▶ [TASK INSTRUCTIONS]
The goal here is an exact copy of the entries below, without their pictures.

▶ [DATA PROVIDED]
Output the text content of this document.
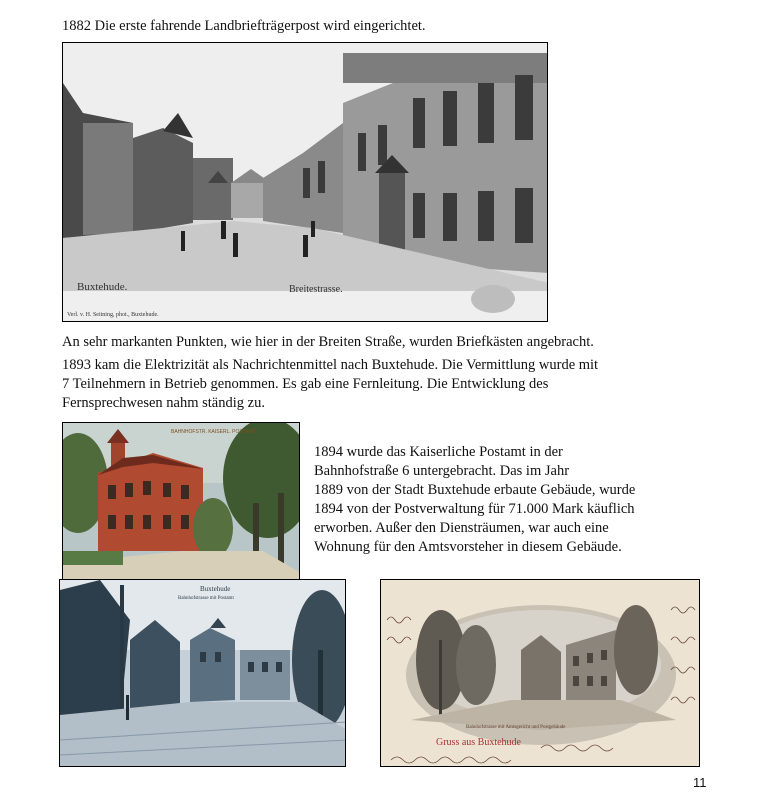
1882 Die erste fahrende Landbriefträgerpost wird eingerichtet.
Buxtehude.	Breitestrasse.
Verl. v. H. Seitning, phot., Buxtehude.
An sehr markanten Punkten, wie hier in der Breiten Straße, wurden Briefkästen angebracht.
1893 kam die Elektrizität als Nachrichtenmittel nach Buxtehude. Die Vermittlung wurde mit
7 Teilnehmern in Betrieb genommen. Es gab eine Fernleitung. Die Entwicklung des
Fernsprechwesen nahm ständig zu.
BAHNHOFSTR. KAISERL. POSTAMT
1894 wurde das Kaiserliche Postamt in der
Bahnhofstraße 6 untergebracht. Das im Jahr
1889 von der Stadt Buxtehude erbaute Gebäude, wurde
1894 von der Postverwaltung für 71.000 Mark käuflich
erworben. Außer den Diensträumen, war auch eine
Wohnung für den Amtsvorsteher in diesem Gebäude.
Buxtehude
Bahnhofstrasse mit Postamt
Bahnhofstrasse mit Amtsgericht und Postgebäude
Gruss aus Buxtehude
11
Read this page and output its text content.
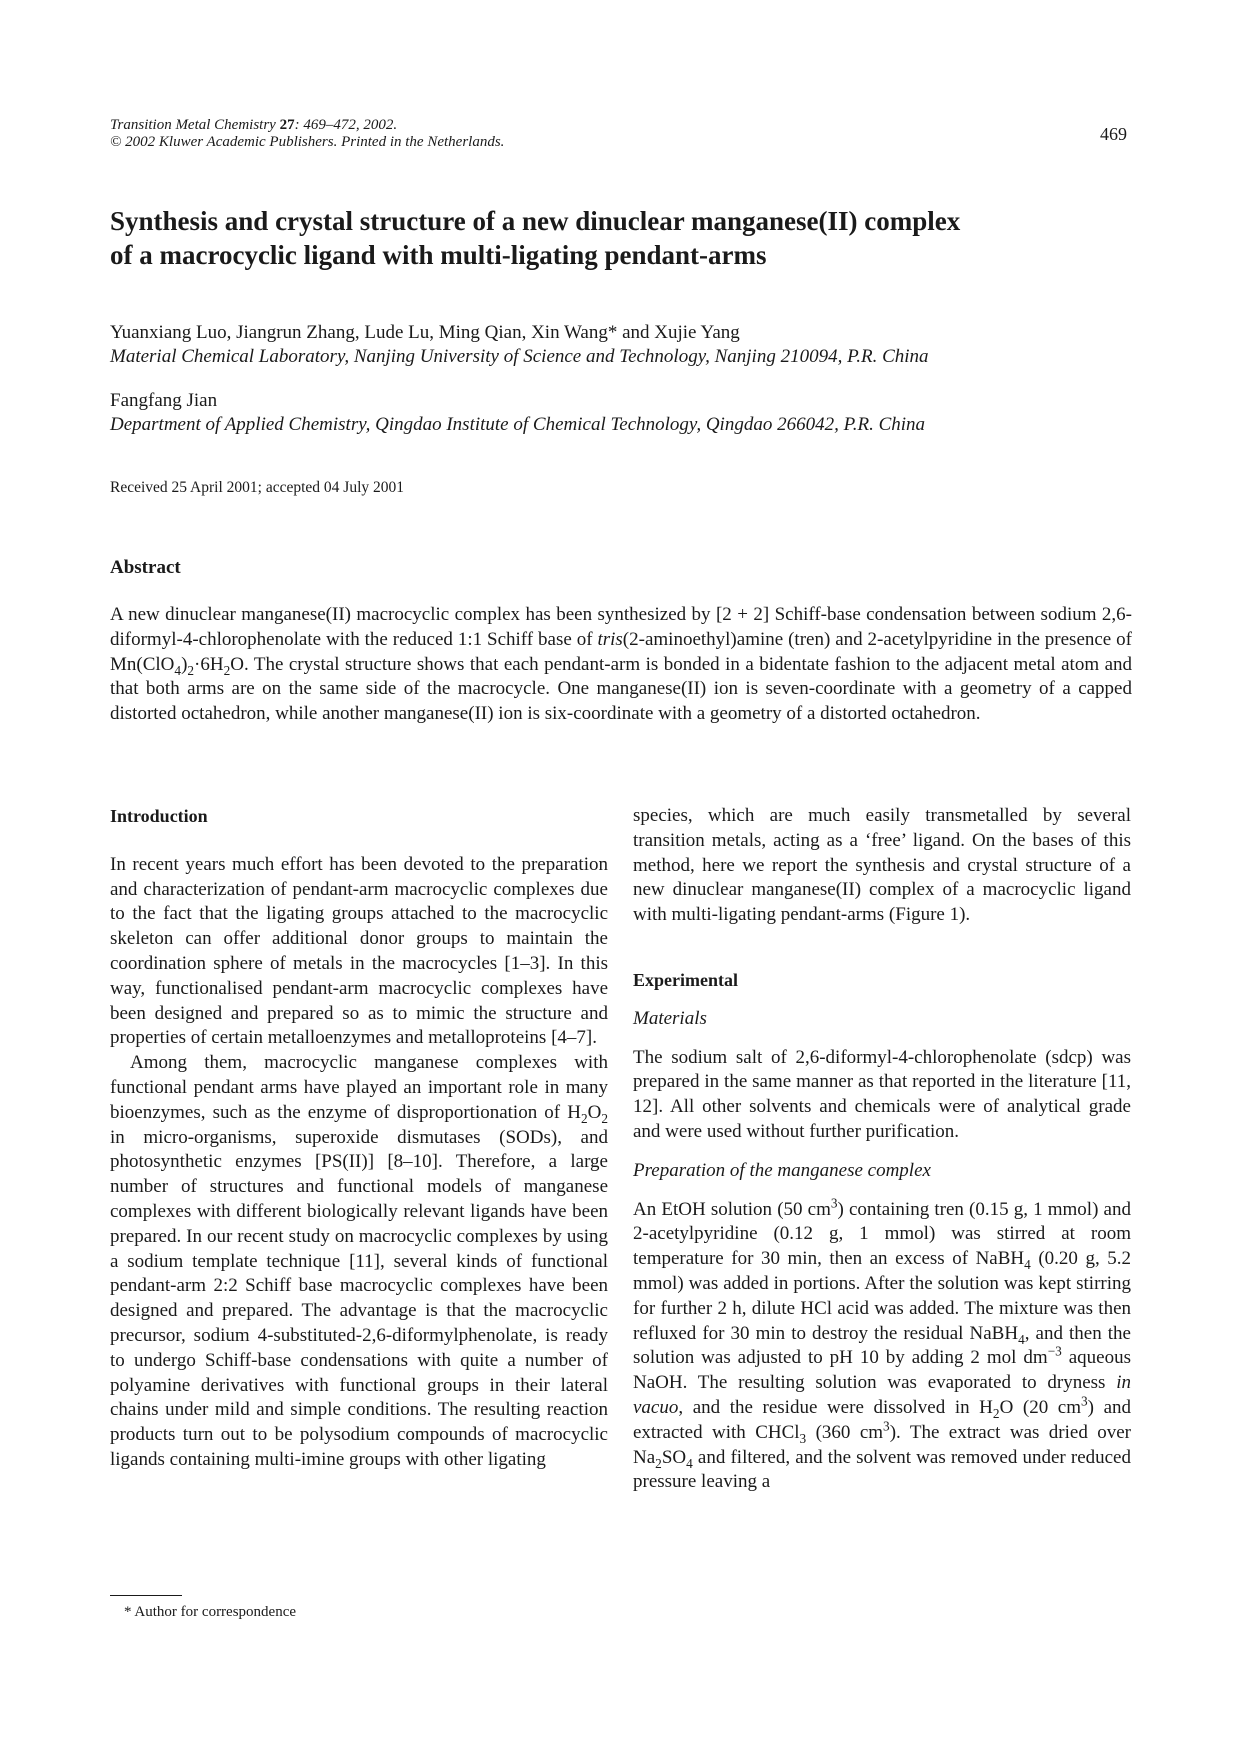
Transition Metal Chemistry 27: 469–472, 2002.
© 2002 Kluwer Academic Publishers. Printed in the Netherlands.	469
Synthesis and crystal structure of a new dinuclear manganese(II) complex
of a macrocyclic ligand with multi-ligating pendant-arms
Yuanxiang Luo, Jiangrun Zhang, Lude Lu, Ming Qian, Xin Wang* and Xujie Yang
Material Chemical Laboratory, Nanjing University of Science and Technology, Nanjing 210094, P.R. China
Fangfang Jian
Department of Applied Chemistry, Qingdao Institute of Chemical Technology, Qingdao 266042, P.R. China
Received 25 April 2001; accepted 04 July 2001
Abstract
A new dinuclear manganese(II) macrocyclic complex has been synthesized by [2 + 2] Schiff-base condensation between sodium 2,6-diformyl-4-chlorophenolate with the reduced 1:1 Schiff base of tris(2-aminoethyl)amine (tren) and 2-acetylpyridine in the presence of $Mn(ClO_4)_2\cdot 6H_2O$. The crystal structure shows that each pendant-arm is bonded in a bidentate fashion to the adjacent metal atom and that both arms are on the same side of the macrocycle. One manganese(II) ion is seven-coordinate with a geometry of a capped distorted octahedron, while another manganese(II) ion is six-coordinate with a geometry of a distorted octahedron.

Introduction

In recent years much effort has been devoted to the preparation and characterization of pendant-arm macrocyclic complexes due to the fact that the ligating groups attached to the macrocyclic skeleton can offer additional donor groups to maintain the coordination sphere of metals in the macrocycles [1–3]. In this way, functionalised pendant-arm macrocyclic complexes have been designed and prepared so as to mimic the structure and properties of certain metalloenzymes and metalloproteins [4–7].

Among them, macrocyclic manganese complexes with functional pendant arms have played an important role in many bioenzymes, such as the enzyme of disproportionation of $H_2O_2$ in micro-organisms, superoxide dismutases (SODs), and photosynthetic enzymes [PS(II)] [8–10]. Therefore, a large number of structures and functional models of manganese complexes with different biologically relevant ligands have been prepared. In our recent study on macrocyclic complexes by using a sodium template technique [11], several kinds of functional pendant-arm 2:2 Schiff base macrocyclic complexes have been designed and prepared. The advantage is that the macrocyclic precursor, sodium 4-substituted-2,6-diformylphenolate, is ready to undergo Schiff-base condensations with quite a number of polyamine derivatives with functional groups in their lateral chains under mild and simple conditions. The resulting reaction products turn out to be polysodium compounds of macrocyclic ligands containing multi-imine groups with other ligating

species, which are much easily transmetalled by several transition metals, acting as a ‘free’ ligand. On the bases of this method, here we report the synthesis and crystal structure of a new dinuclear manganese(II) complex of a macrocyclic ligand with multi-ligating pendant-arms (Figure 1).

Experimental

Materials

The sodium salt of 2,6-diformyl-4-chlorophenolate (sdcp) was prepared in the same manner as that reported in the literature [11, 12]. All other solvents and chemicals were of analytical grade and were used without further purification.

Preparation of the manganese complex

An EtOH solution (50 $cm^3$) containing tren (0.15 g, 1 mmol) and 2-acetylpyridine (0.12 g, 1 mmol) was stirred at room temperature for 30 min, then an excess of NaBH$_4$ (0.20 g, 5.2 mmol) was added in portions. After the solution was kept stirring for further 2 h, dilute HCl acid was added. The mixture was then refluxed for 30 min to destroy the residual NaBH$_4$, and then the solution was adjusted to pH 10 by adding 2 mol $dm^{-3}$ aqueous NaOH. The resulting solution was evaporated to dryness in vacuo, and the residue were dissolved in $H_2O$ (20 $cm^3$) and extracted with CHCl$_3$ (360 $cm^3$). The extract was dried over $Na_2SO_4$ and filtered, and the solvent was removed under reduced pressure leaving a

* Author for correspondence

▶ [EXERCISE OUTPUT]
Output the text content of this document.
1882 Die erste fahrende Landbriefträgerpost wird eingerichtet.
Buxtehude.	Breitestrasse.
Verl. v. H. Seitning, phot., Buxtehude.
An sehr markanten Punkten, wie hier in der Breiten Straße, wurden Briefkästen angebracht.
1893 kam die Elektrizität als Nachrichtenmittel nach Buxtehude. Die Vermittlung wurde mit
7 Teilnehmern in Betrieb genommen. Es gab eine Fernleitung. Die Entwicklung des
Fernsprechwesen nahm ständig zu.
BAHNHOFSTR. KAISERL. POSTAMT
1894 wurde das Kaiserliche Postamt in der
Bahnhofstraße 6 untergebracht. Das im Jahr
1889 von der Stadt Buxtehude erbaute Gebäude, wurde
1894 von der Postverwaltung für 71.000 Mark käuflich
erworben. Außer den Diensträumen, war auch eine
Wohnung für den Amtsvorsteher in diesem Gebäude.
Buxtehude
Bahnhofstrasse mit Postamt
Bahnhofstrasse mit Amtsgericht und Postgebäude
Gruss aus Buxtehude
11
Read this page and output its text content.
Transition Metal Chemistry 27: 469–472, 2002.
© 2002 Kluwer Academic Publishers. Printed in the Netherlands.	469
Synthesis and crystal structure of a new dinuclear manganese(II) complex
of a macrocyclic ligand with multi-ligating pendant-arms
Yuanxiang Luo, Jiangrun Zhang, Lude Lu, Ming Qian, Xin Wang* and Xujie Yang
Material Chemical Laboratory, Nanjing University of Science and Technology, Nanjing 210094, P.R. China
Fangfang Jian
Department of Applied Chemistry, Qingdao Institute of Chemical Technology, Qingdao 266042, P.R. China
Received 25 April 2001; accepted 04 July 2001
Abstract
A new dinuclear manganese(II) macrocyclic complex has been synthesized by [2 + 2] Schiff-base condensation between sodium 2,6-diformyl-4-chlorophenolate with the reduced 1:1 Schiff base of tris(2-aminoethyl)amine (tren) and 2-acetylpyridine in the presence of $Mn(ClO_4)_2\cdot 6H_2O$. The crystal structure shows that each pendant-arm is bonded in a bidentate fashion to the adjacent metal atom and that both arms are on the same side of the macrocycle. One manganese(II) ion is seven-coordinate with a geometry of a capped distorted octahedron, while another manganese(II) ion is six-coordinate with a geometry of a distorted octahedron.

Introduction

In recent years much effort has been devoted to the preparation and characterization of pendant-arm macrocyclic complexes due to the fact that the ligating groups attached to the macrocyclic skeleton can offer additional donor groups to maintain the coordination sphere of metals in the macrocycles [1–3]. In this way, functionalised pendant-arm macrocyclic complexes have been designed and prepared so as to mimic the structure and properties of certain metalloenzymes and metalloproteins [4–7].

Among them, macrocyclic manganese complexes with functional pendant arms have played an important role in many bioenzymes, such as the enzyme of disproportionation of $H_2O_2$ in micro-organisms, superoxide dismutases (SODs), and photosynthetic enzymes [PS(II)] [8–10]. Therefore, a large number of structures and functional models of manganese complexes with different biologically relevant ligands have been prepared. In our recent study on macrocyclic complexes by using a sodium template technique [11], several kinds of functional pendant-arm 2:2 Schiff base macrocyclic complexes have been designed and prepared. The advantage is that the macrocyclic precursor, sodium 4-substituted-2,6-diformylphenolate, is ready to undergo Schiff-base condensations with quite a number of polyamine derivatives with functional groups in their lateral chains under mild and simple conditions. The resulting reaction products turn out to be polysodium compounds of macrocyclic ligands containing multi-imine groups with other ligating

species, which are much easily transmetalled by several transition metals, acting as a ‘free’ ligand. On the bases of this method, here we report the synthesis and crystal structure of a new dinuclear manganese(II) complex of a macrocyclic ligand with multi-ligating pendant-arms (Figure 1).

Experimental

Materials

The sodium salt of 2,6-diformyl-4-chlorophenolate (sdcp) was prepared in the same manner as that reported in the literature [11, 12]. All other solvents and chemicals were of analytical grade and were used without further purification.

Preparation of the manganese complex

An EtOH solution (50 $cm^3$) containing tren (0.15 g, 1 mmol) and 2-acetylpyridine (0.12 g, 1 mmol) was stirred at room temperature for 30 min, then an excess of NaBH$_4$ (0.20 g, 5.2 mmol) was added in portions. After the solution was kept stirring for further 2 h, dilute HCl acid was added. The mixture was then refluxed for 30 min to destroy the residual NaBH$_4$, and then the solution was adjusted to pH 10 by adding 2 mol $dm^{-3}$ aqueous NaOH. The resulting solution was evaporated to dryness in vacuo, and the residue were dissolved in $H_2O$ (20 $cm^3$) and extracted with CHCl$_3$ (360 $cm^3$). The extract was dried over $Na_2SO_4$ and filtered, and the solvent was removed under reduced pressure leaving a

* Author for correspondence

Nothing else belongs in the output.